**EXERCISE INSTRUCTIONS**. Copy out all lines in the data below containing the string "arrow".
◆ ◆ ◆ ◆ ◆ ◆ ◆
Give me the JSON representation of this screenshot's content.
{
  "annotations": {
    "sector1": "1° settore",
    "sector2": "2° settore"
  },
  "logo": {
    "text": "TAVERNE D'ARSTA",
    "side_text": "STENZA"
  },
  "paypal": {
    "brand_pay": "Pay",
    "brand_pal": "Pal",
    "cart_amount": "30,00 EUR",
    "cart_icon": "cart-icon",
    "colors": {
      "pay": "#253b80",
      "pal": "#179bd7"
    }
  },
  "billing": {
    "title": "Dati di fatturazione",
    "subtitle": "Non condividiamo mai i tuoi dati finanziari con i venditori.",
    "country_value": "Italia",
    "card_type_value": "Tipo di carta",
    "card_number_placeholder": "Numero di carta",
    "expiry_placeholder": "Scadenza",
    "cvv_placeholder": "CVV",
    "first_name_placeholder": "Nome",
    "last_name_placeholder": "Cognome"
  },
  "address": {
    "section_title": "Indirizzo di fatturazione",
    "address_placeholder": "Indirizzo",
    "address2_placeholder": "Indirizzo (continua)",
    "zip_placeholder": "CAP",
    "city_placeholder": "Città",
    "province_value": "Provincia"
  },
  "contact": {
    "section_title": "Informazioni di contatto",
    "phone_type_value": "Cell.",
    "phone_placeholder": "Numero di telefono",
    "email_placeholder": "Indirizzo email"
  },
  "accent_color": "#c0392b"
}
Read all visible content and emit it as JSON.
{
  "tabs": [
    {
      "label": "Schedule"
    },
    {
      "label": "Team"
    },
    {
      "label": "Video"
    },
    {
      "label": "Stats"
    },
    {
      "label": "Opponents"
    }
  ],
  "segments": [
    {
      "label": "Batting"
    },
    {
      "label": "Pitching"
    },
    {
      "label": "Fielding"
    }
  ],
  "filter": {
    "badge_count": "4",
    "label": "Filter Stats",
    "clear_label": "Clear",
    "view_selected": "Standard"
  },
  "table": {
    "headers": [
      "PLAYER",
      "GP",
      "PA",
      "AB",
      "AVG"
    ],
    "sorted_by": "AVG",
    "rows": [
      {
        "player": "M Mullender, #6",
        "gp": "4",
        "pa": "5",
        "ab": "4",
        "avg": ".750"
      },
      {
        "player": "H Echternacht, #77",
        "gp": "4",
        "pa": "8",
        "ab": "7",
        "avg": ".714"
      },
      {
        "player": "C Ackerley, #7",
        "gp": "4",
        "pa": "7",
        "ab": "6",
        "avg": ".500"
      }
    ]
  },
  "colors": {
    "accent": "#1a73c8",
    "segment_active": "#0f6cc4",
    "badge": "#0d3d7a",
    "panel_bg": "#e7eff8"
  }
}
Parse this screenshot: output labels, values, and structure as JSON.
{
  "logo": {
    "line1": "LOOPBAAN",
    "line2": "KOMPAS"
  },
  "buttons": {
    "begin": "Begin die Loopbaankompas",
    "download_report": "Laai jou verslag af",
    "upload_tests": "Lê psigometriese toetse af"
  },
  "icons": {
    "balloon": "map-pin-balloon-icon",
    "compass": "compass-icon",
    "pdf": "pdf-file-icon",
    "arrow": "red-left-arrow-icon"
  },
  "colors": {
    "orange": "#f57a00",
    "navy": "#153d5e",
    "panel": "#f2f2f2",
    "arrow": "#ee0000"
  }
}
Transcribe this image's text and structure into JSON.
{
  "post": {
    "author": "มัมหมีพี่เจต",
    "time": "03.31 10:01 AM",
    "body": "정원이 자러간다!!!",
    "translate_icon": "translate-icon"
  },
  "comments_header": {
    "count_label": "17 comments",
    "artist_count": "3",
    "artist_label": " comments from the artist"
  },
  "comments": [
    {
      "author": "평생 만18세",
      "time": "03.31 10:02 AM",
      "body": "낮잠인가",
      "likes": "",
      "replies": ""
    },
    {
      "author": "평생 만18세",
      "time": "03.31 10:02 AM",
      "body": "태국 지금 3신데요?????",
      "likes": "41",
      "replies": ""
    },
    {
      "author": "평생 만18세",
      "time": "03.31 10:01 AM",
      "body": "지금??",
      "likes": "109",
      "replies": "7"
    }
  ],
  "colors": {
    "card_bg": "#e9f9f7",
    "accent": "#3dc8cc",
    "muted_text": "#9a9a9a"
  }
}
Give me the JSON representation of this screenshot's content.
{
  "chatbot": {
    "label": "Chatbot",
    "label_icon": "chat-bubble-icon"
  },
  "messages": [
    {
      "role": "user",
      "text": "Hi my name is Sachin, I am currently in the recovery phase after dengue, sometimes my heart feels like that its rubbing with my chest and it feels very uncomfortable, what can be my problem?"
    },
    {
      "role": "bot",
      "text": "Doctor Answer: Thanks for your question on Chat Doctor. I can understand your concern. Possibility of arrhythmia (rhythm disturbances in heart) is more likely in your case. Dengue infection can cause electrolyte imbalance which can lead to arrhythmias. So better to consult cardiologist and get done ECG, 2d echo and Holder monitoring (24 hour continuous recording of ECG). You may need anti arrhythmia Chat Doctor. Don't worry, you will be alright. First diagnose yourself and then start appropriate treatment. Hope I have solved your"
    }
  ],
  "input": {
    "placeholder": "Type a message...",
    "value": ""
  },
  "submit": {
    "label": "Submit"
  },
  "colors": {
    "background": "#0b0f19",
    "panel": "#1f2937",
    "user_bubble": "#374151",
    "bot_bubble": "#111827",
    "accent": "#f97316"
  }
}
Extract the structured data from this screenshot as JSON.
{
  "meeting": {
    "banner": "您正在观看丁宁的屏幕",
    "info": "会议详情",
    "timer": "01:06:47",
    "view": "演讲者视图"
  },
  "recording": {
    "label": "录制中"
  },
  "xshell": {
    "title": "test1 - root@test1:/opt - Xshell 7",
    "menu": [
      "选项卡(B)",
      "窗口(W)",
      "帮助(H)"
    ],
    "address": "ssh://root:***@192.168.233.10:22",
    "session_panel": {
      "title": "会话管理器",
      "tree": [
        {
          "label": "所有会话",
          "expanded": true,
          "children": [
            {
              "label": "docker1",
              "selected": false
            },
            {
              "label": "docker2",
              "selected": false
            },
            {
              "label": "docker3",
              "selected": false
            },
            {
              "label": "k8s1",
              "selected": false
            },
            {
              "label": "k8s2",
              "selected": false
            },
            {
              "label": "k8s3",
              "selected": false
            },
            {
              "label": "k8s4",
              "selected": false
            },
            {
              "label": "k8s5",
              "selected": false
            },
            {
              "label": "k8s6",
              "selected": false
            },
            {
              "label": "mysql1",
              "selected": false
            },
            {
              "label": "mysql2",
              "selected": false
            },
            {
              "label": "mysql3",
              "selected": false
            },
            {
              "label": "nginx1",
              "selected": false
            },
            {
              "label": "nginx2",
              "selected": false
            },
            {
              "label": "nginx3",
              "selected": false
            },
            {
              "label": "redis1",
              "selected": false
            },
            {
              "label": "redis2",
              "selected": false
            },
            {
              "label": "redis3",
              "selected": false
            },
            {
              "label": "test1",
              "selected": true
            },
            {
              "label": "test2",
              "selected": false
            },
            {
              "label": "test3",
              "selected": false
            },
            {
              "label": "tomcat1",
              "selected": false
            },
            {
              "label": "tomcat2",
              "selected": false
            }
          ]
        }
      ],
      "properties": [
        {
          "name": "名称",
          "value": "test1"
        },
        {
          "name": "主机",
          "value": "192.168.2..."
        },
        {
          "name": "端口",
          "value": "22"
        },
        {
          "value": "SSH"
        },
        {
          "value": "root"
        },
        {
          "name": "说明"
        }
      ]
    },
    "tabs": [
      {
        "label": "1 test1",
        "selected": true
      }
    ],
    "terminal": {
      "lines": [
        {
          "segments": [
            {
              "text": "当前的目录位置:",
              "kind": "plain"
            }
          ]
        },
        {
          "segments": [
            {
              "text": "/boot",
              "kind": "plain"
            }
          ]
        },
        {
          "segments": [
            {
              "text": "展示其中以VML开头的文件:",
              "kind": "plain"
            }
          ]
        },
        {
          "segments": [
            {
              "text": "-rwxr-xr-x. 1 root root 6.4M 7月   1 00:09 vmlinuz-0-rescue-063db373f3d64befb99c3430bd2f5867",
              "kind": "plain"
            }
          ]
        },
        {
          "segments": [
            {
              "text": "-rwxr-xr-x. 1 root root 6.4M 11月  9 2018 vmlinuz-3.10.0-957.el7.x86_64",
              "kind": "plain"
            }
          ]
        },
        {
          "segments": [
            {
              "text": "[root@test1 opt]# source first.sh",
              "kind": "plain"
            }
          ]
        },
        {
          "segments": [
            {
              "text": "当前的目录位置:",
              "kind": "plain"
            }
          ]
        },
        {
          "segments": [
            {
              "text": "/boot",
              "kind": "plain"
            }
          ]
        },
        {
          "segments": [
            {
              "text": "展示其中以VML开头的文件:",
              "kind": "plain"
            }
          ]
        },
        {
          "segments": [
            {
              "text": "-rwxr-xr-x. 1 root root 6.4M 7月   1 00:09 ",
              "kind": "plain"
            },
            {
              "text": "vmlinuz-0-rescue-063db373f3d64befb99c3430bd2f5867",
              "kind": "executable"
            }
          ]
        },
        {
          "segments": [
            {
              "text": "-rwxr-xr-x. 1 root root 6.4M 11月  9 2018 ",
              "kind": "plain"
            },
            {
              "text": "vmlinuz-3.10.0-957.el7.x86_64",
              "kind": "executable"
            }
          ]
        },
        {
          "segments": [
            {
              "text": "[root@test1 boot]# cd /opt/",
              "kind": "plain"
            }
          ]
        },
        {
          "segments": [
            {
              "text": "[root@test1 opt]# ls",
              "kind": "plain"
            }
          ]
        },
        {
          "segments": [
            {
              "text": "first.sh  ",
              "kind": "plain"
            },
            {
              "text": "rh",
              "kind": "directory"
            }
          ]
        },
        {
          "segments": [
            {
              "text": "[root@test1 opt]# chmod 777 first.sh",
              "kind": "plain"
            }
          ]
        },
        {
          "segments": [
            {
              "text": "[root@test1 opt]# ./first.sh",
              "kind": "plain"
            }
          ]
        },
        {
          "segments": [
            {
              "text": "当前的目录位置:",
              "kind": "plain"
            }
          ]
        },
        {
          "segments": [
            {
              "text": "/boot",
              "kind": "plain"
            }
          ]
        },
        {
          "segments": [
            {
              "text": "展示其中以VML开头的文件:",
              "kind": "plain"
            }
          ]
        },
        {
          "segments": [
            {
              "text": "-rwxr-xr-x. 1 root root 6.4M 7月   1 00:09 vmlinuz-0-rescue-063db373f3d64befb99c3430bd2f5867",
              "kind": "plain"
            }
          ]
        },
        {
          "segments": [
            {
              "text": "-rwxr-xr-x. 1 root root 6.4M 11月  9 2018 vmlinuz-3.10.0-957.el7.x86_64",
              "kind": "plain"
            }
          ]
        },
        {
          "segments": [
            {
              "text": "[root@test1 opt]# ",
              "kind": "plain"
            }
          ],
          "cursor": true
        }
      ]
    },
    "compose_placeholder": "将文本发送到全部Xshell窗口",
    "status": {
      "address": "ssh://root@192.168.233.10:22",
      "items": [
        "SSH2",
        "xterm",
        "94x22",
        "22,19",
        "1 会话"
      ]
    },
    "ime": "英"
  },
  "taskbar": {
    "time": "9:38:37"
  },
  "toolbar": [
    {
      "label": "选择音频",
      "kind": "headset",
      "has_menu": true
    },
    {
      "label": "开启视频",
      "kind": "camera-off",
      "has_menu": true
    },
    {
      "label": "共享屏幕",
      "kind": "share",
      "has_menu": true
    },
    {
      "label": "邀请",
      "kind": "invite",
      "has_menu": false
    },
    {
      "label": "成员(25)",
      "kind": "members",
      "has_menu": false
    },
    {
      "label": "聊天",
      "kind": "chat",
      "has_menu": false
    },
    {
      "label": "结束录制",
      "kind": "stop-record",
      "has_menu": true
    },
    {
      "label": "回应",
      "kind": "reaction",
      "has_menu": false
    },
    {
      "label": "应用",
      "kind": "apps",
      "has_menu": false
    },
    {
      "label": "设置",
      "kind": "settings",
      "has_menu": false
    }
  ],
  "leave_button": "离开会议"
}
◆ ◆ ◆ ◆ ◆ ◆ ◆
**TASK SOLUTION**.
    "arrow": "red-left-arrow-icon"
    "arrow": "#ee0000"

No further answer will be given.